__EXCERPTED DATA__:
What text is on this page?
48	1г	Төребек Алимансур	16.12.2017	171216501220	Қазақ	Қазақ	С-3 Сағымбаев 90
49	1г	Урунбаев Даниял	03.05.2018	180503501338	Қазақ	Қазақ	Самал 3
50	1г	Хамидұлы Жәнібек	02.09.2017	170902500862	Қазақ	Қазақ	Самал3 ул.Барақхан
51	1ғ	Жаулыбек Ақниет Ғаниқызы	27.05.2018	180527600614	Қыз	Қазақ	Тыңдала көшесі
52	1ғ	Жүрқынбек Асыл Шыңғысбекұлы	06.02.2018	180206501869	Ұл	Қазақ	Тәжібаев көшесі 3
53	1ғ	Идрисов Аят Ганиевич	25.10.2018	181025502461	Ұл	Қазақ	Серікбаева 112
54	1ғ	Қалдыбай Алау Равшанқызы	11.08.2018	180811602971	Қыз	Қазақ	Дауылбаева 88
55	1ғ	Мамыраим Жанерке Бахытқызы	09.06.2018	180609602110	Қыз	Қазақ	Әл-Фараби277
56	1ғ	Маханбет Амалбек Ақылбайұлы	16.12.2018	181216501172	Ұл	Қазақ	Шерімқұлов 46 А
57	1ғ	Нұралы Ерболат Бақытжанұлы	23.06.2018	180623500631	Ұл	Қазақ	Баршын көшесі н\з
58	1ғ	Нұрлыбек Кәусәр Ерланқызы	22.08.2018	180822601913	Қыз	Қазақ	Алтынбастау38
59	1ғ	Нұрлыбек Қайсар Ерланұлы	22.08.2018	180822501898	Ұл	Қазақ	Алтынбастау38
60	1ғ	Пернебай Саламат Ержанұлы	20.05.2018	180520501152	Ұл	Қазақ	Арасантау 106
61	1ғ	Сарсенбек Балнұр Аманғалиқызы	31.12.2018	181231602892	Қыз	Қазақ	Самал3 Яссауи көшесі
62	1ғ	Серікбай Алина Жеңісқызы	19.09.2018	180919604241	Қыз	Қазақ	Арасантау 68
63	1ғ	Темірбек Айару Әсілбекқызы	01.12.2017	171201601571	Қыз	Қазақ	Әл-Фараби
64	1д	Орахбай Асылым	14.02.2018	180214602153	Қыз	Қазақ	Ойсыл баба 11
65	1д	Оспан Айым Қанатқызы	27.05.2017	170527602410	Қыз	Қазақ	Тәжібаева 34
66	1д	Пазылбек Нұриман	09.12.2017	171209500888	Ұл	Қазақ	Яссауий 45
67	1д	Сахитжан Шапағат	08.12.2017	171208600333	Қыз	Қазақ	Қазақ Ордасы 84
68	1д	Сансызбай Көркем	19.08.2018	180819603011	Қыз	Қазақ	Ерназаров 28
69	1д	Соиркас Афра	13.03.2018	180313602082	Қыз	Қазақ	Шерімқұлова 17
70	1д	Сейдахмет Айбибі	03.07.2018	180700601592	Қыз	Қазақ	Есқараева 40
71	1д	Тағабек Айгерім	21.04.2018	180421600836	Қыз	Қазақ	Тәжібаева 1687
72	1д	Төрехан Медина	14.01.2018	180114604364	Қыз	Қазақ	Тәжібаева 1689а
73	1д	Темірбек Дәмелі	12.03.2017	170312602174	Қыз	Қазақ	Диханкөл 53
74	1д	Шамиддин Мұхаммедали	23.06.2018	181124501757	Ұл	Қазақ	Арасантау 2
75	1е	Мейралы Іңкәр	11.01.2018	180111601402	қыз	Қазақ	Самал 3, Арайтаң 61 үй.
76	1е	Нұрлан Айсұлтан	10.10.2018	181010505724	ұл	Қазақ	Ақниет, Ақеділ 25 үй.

__EXERCISE__:
Pick out the lines that contain "Тәжібаева" and copy them.

__SOLUTION__:
65	1д	Оспан Айым Қанатқызы	27.05.2017	170527602410	Қыз	Қазақ	Тәжібаева 34
71	1д	Тағабек Айгерім	21.04.2018	180421600836	Қыз	Қазақ	Тәжібаева 1687
72	1д	Төрехан Медина	14.01.2018	180114604364	Қыз	Қазақ	Тәжібаева 1689а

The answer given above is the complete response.